Material to process:
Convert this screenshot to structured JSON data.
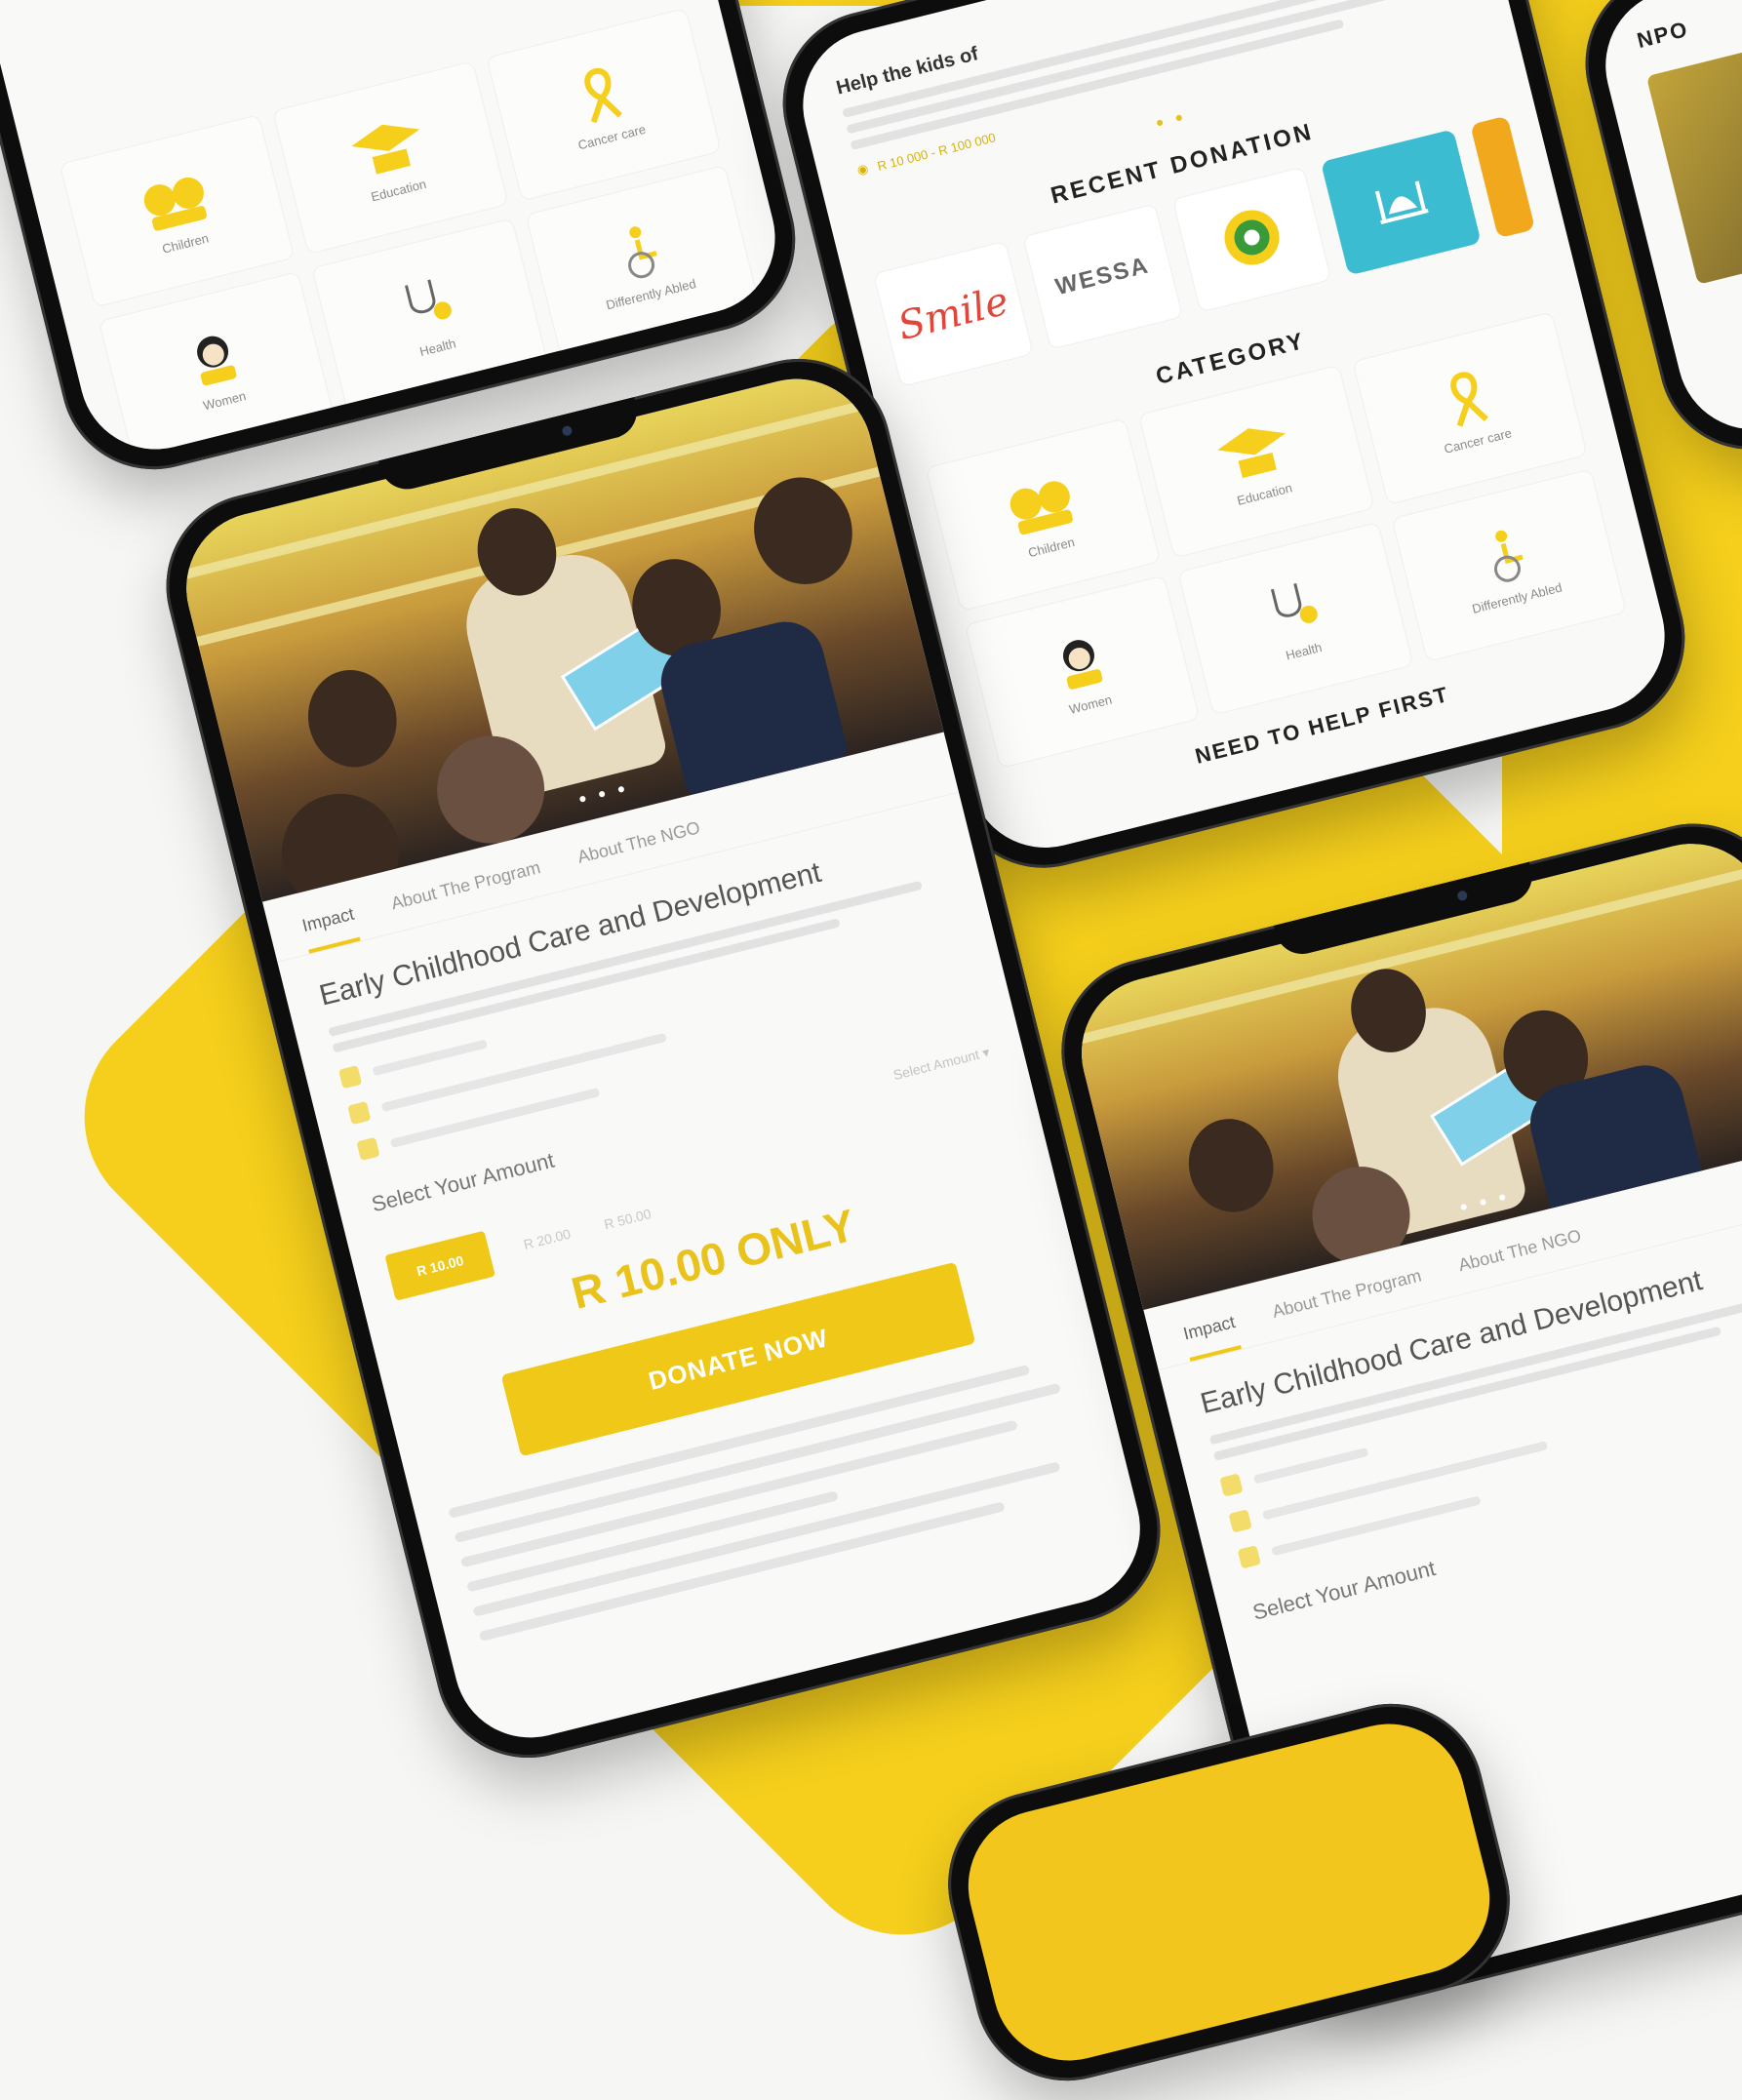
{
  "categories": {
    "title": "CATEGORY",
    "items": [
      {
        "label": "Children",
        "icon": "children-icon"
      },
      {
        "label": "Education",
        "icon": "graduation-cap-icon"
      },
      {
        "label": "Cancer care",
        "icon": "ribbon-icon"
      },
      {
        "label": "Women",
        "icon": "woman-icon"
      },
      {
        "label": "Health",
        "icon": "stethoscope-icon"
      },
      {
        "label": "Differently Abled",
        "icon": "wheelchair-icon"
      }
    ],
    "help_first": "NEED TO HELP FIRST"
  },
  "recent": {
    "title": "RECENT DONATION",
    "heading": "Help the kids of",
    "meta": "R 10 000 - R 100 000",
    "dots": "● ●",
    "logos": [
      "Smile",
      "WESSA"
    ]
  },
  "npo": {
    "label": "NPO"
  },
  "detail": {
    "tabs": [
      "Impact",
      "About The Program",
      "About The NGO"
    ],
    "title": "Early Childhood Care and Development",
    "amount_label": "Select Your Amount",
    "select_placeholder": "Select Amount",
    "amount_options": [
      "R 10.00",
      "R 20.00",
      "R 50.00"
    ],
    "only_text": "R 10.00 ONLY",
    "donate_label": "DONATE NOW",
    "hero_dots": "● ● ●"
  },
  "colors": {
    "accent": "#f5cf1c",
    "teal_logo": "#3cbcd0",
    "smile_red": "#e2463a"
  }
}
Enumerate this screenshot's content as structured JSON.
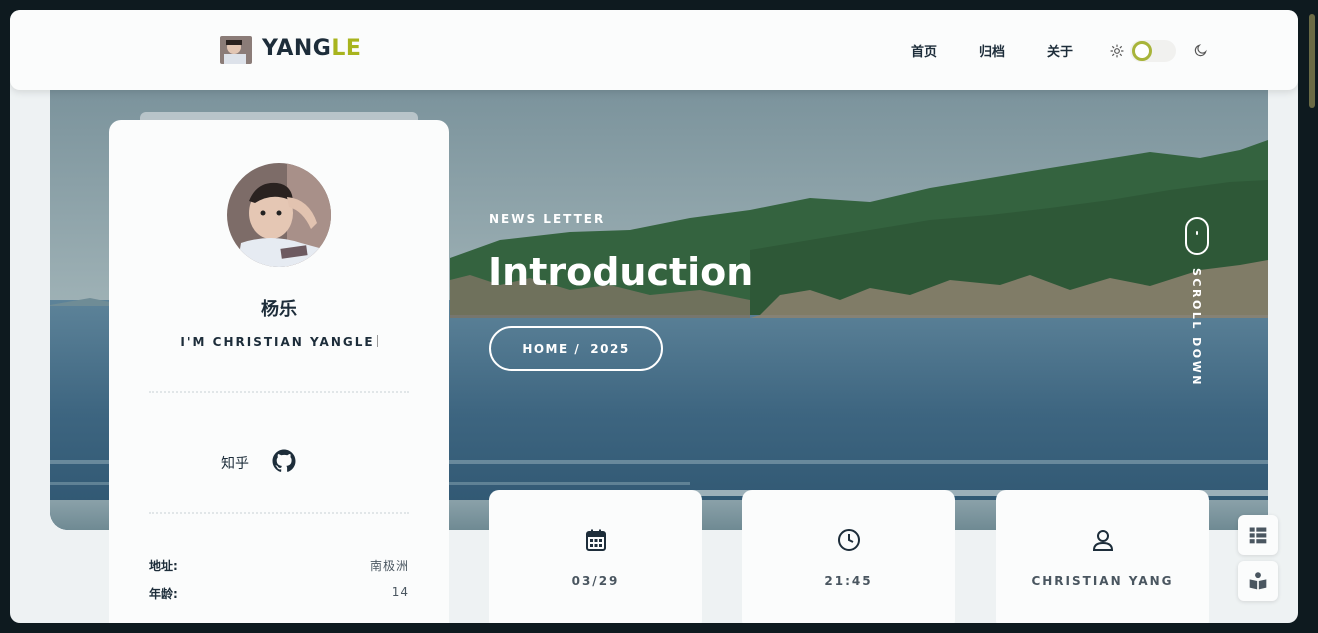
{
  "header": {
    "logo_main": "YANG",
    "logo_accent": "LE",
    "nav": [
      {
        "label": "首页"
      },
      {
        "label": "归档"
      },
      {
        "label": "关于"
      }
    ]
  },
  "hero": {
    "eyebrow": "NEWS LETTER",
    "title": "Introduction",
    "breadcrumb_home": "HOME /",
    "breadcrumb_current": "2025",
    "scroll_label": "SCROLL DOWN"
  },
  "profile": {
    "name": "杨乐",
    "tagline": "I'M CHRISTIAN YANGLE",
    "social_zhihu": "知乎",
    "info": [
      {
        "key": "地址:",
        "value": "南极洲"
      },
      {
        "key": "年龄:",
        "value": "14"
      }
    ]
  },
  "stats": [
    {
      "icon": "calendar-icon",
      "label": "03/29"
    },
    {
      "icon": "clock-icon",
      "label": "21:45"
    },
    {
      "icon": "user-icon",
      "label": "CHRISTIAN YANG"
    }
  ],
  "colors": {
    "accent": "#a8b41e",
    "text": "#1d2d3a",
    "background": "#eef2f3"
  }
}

Written task:
Reproduce all of the material exactly, apart from the pictures.

Output for this task:
Convert this screenshot to structured JSON data.
{
  "categories": {
    "title": "CATEGORY",
    "items": [
      {
        "label": "Children",
        "icon": "children-icon"
      },
      {
        "label": "Education",
        "icon": "graduation-cap-icon"
      },
      {
        "label": "Cancer care",
        "icon": "ribbon-icon"
      },
      {
        "label": "Women",
        "icon": "woman-icon"
      },
      {
        "label": "Health",
        "icon": "stethoscope-icon"
      },
      {
        "label": "Differently Abled",
        "icon": "wheelchair-icon"
      }
    ],
    "help_first": "NEED TO HELP FIRST"
  },
  "recent": {
    "title": "RECENT DONATION",
    "heading": "Help the kids of",
    "meta": "R 10 000 - R 100 000",
    "dots": "● ●",
    "logos": [
      "Smile",
      "WESSA"
    ]
  },
  "npo": {
    "label": "NPO"
  },
  "detail": {
    "tabs": [
      "Impact",
      "About The Program",
      "About The NGO"
    ],
    "title": "Early Childhood Care and Development",
    "amount_label": "Select Your Amount",
    "select_placeholder": "Select Amount",
    "amount_options": [
      "R 10.00",
      "R 20.00",
      "R 50.00"
    ],
    "only_text": "R 10.00 ONLY",
    "donate_label": "DONATE NOW",
    "hero_dots": "● ● ●"
  },
  "colors": {
    "accent": "#f5cf1c",
    "teal_logo": "#3cbcd0",
    "smile_red": "#e2463a"
  }
}
Enumerate this screenshot's content as structured JSON.
{
  "header": {
    "logo_main": "YANG",
    "logo_accent": "LE",
    "nav": [
      {
        "label": "首页"
      },
      {
        "label": "归档"
      },
      {
        "label": "关于"
      }
    ]
  },
  "hero": {
    "eyebrow": "NEWS LETTER",
    "title": "Introduction",
    "breadcrumb_home": "HOME /",
    "breadcrumb_current": "2025",
    "scroll_label": "SCROLL DOWN"
  },
  "profile": {
    "name": "杨乐",
    "tagline": "I'M CHRISTIAN YANGLE",
    "social_zhihu": "知乎",
    "info": [
      {
        "key": "地址:",
        "value": "南极洲"
      },
      {
        "key": "年龄:",
        "value": "14"
      }
    ]
  },
  "stats": [
    {
      "icon": "calendar-icon",
      "label": "03/29"
    },
    {
      "icon": "clock-icon",
      "label": "21:45"
    },
    {
      "icon": "user-icon",
      "label": "CHRISTIAN YANG"
    }
  ],
  "colors": {
    "accent": "#a8b41e",
    "text": "#1d2d3a",
    "background": "#eef2f3"
  }
}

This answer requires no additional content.